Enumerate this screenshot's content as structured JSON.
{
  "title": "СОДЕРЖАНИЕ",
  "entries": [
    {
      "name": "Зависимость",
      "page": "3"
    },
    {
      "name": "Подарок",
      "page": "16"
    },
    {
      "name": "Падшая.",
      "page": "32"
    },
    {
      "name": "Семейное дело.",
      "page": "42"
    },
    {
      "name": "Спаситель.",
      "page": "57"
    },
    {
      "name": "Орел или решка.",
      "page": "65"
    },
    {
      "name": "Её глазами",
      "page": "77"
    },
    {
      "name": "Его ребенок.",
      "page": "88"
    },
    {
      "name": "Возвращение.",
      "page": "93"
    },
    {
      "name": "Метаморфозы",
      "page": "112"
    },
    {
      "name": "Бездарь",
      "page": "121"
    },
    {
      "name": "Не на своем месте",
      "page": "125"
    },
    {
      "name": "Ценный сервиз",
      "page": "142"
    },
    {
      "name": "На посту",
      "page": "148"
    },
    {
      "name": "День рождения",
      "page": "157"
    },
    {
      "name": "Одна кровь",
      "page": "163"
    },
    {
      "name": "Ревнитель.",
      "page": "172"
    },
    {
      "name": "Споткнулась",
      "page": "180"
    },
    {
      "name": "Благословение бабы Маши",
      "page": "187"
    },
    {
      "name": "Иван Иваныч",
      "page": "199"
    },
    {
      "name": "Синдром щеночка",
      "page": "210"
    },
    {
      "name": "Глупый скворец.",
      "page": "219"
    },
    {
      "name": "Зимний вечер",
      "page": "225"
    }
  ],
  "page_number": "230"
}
======
**Instruction**
Write out all the records above again, exactly as they stand.

**Exercise output**
Enumerate this screenshot's content as structured JSON.
{
  "title": "СОДЕРЖАНИЕ",
  "entries": [
    {
      "name": "Зависимость",
      "page": "3"
    },
    {
      "name": "Подарок",
      "page": "16"
    },
    {
      "name": "Падшая.",
      "page": "32"
    },
    {
      "name": "Семейное дело.",
      "page": "42"
    },
    {
      "name": "Спаситель.",
      "page": "57"
    },
    {
      "name": "Орел или решка.",
      "page": "65"
    },
    {
      "name": "Её глазами",
      "page": "77"
    },
    {
      "name": "Его ребенок.",
      "page": "88"
    },
    {
      "name": "Возвращение.",
      "page": "93"
    },
    {
      "name": "Метаморфозы",
      "page": "112"
    },
    {
      "name": "Бездарь",
      "page": "121"
    },
    {
      "name": "Не на своем месте",
      "page": "125"
    },
    {
      "name": "Ценный сервиз",
      "page": "142"
    },
    {
      "name": "На посту",
      "page": "148"
    },
    {
      "name": "День рождения",
      "page": "157"
    },
    {
      "name": "Одна кровь",
      "page": "163"
    },
    {
      "name": "Ревнитель.",
      "page": "172"
    },
    {
      "name": "Споткнулась",
      "page": "180"
    },
    {
      "name": "Благословение бабы Маши",
      "page": "187"
    },
    {
      "name": "Иван Иваныч",
      "page": "199"
    },
    {
      "name": "Синдром щеночка",
      "page": "210"
    },
    {
      "name": "Глупый скворец.",
      "page": "219"
    },
    {
      "name": "Зимний вечер",
      "page": "225"
    }
  ],
  "page_number": "230"
}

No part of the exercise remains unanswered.